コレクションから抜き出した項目
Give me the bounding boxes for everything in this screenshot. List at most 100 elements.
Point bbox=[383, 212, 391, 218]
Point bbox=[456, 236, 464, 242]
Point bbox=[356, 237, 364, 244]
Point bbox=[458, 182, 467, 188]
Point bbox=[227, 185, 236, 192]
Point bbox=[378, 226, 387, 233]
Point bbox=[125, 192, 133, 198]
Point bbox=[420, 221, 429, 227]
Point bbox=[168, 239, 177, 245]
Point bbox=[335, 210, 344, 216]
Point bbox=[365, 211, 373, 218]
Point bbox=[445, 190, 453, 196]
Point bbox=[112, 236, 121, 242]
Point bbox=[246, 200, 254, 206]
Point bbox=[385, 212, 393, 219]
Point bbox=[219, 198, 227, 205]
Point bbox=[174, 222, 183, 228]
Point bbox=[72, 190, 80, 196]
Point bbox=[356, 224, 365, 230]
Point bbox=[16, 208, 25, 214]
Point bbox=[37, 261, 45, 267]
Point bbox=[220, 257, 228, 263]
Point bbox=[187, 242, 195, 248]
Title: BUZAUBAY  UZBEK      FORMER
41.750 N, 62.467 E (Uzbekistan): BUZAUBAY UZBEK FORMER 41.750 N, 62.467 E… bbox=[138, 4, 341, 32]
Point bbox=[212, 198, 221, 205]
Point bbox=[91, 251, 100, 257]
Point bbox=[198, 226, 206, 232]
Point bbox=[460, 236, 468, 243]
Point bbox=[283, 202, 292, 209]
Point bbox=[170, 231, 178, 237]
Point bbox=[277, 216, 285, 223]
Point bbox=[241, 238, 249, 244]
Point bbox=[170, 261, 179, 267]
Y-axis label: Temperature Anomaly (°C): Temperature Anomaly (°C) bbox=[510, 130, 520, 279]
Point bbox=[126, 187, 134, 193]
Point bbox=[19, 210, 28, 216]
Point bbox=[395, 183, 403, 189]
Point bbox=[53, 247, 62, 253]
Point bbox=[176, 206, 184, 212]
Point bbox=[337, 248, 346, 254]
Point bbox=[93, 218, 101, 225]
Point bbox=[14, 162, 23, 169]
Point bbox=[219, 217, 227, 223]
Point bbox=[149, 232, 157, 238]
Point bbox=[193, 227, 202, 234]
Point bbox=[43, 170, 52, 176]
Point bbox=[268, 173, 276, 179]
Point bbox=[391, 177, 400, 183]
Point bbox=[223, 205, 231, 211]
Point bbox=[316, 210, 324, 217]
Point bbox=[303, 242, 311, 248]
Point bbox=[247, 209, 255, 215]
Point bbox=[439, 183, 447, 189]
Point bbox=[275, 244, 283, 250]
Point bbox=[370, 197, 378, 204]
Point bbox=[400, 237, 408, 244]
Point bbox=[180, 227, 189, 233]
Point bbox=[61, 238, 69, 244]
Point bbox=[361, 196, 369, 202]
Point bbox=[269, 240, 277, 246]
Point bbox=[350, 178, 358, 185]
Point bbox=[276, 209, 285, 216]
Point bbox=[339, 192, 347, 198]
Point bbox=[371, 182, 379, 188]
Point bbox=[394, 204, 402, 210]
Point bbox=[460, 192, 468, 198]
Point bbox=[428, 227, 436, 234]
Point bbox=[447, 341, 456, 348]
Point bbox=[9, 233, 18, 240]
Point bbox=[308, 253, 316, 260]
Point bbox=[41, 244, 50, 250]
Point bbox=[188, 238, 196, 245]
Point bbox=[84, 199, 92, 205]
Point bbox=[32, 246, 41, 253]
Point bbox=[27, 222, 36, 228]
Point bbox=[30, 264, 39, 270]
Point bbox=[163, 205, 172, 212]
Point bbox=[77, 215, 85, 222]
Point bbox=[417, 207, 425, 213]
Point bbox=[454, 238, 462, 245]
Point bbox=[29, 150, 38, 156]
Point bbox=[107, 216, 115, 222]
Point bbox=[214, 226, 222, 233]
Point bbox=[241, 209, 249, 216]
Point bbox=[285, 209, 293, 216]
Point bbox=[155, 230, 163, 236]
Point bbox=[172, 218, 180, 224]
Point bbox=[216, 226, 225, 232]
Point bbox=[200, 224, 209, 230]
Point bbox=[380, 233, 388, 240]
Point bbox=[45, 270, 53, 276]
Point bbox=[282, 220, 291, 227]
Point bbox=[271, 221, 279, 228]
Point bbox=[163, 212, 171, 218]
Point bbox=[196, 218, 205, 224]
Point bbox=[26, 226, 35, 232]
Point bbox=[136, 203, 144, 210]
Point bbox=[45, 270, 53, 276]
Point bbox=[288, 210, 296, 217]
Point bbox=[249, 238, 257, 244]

課題:
データ全体の「Point」をすべて「Marker」に書き換え、それ以外は一切変えずに全行を書き出すこと。

解答:
Give me the bounding boxes for everything in this screenshot. List at most 100 elements.
Marker bbox=[383, 212, 391, 218]
Marker bbox=[456, 236, 464, 242]
Marker bbox=[356, 237, 364, 244]
Marker bbox=[458, 182, 467, 188]
Marker bbox=[227, 185, 236, 192]
Marker bbox=[378, 226, 387, 233]
Marker bbox=[125, 192, 133, 198]
Marker bbox=[420, 221, 429, 227]
Marker bbox=[168, 239, 177, 245]
Marker bbox=[335, 210, 344, 216]
Marker bbox=[365, 211, 373, 218]
Marker bbox=[445, 190, 453, 196]
Marker bbox=[112, 236, 121, 242]
Marker bbox=[246, 200, 254, 206]
Marker bbox=[385, 212, 393, 219]
Marker bbox=[219, 198, 227, 205]
Marker bbox=[174, 222, 183, 228]
Marker bbox=[72, 190, 80, 196]
Marker bbox=[356, 224, 365, 230]
Marker bbox=[16, 208, 25, 214]
Marker bbox=[37, 261, 45, 267]
Marker bbox=[220, 257, 228, 263]
Marker bbox=[187, 242, 195, 248]
Title: BUZAUBAY  UZBEK      FORMER
41.750 N, 62.467 E (Uzbekistan): BUZAUBAY UZBEK FORMER 41.750 N, 62.467 E… bbox=[138, 4, 341, 32]
Marker bbox=[212, 198, 221, 205]
Marker bbox=[91, 251, 100, 257]
Marker bbox=[198, 226, 206, 232]
Marker bbox=[460, 236, 468, 243]
Marker bbox=[283, 202, 292, 209]
Marker bbox=[170, 231, 178, 237]
Marker bbox=[277, 216, 285, 223]
Marker bbox=[241, 238, 249, 244]
Marker bbox=[170, 261, 179, 267]
Y-axis label: Temperature Anomaly (°C): Temperature Anomaly (°C) bbox=[510, 130, 520, 279]
Marker bbox=[126, 187, 134, 193]
Marker bbox=[19, 210, 28, 216]
Marker bbox=[395, 183, 403, 189]
Marker bbox=[53, 247, 62, 253]
Marker bbox=[176, 206, 184, 212]
Marker bbox=[337, 248, 346, 254]
Marker bbox=[93, 218, 101, 225]
Marker bbox=[14, 162, 23, 169]
Marker bbox=[219, 217, 227, 223]
Marker bbox=[149, 232, 157, 238]
Marker bbox=[193, 227, 202, 234]
Marker bbox=[43, 170, 52, 176]
Marker bbox=[268, 173, 276, 179]
Marker bbox=[391, 177, 400, 183]
Marker bbox=[223, 205, 231, 211]
Marker bbox=[316, 210, 324, 217]
Marker bbox=[303, 242, 311, 248]
Marker bbox=[247, 209, 255, 215]
Marker bbox=[439, 183, 447, 189]
Marker bbox=[275, 244, 283, 250]
Marker bbox=[370, 197, 378, 204]
Marker bbox=[400, 237, 408, 244]
Marker bbox=[180, 227, 189, 233]
Marker bbox=[61, 238, 69, 244]
Marker bbox=[361, 196, 369, 202]
Marker bbox=[269, 240, 277, 246]
Marker bbox=[350, 178, 358, 185]
Marker bbox=[276, 209, 285, 216]
Marker bbox=[339, 192, 347, 198]
Marker bbox=[371, 182, 379, 188]
Marker bbox=[394, 204, 402, 210]
Marker bbox=[460, 192, 468, 198]
Marker bbox=[428, 227, 436, 234]
Marker bbox=[447, 341, 456, 348]
Marker bbox=[9, 233, 18, 240]
Marker bbox=[308, 253, 316, 260]
Marker bbox=[41, 244, 50, 250]
Marker bbox=[188, 238, 196, 245]
Marker bbox=[84, 199, 92, 205]
Marker bbox=[32, 246, 41, 253]
Marker bbox=[27, 222, 36, 228]
Marker bbox=[30, 264, 39, 270]
Marker bbox=[163, 205, 172, 212]
Marker bbox=[77, 215, 85, 222]
Marker bbox=[417, 207, 425, 213]
Marker bbox=[454, 238, 462, 245]
Marker bbox=[29, 150, 38, 156]
Marker bbox=[107, 216, 115, 222]
Marker bbox=[214, 226, 222, 233]
Marker bbox=[241, 209, 249, 216]
Marker bbox=[285, 209, 293, 216]
Marker bbox=[155, 230, 163, 236]
Marker bbox=[172, 218, 180, 224]
Marker bbox=[216, 226, 225, 232]
Marker bbox=[200, 224, 209, 230]
Marker bbox=[380, 233, 388, 240]
Marker bbox=[45, 270, 53, 276]
Marker bbox=[282, 220, 291, 227]
Marker bbox=[271, 221, 279, 228]
Marker bbox=[163, 212, 171, 218]
Marker bbox=[196, 218, 205, 224]
Marker bbox=[26, 226, 35, 232]
Marker bbox=[136, 203, 144, 210]
Marker bbox=[45, 270, 53, 276]
Marker bbox=[288, 210, 296, 217]
Marker bbox=[249, 238, 257, 244]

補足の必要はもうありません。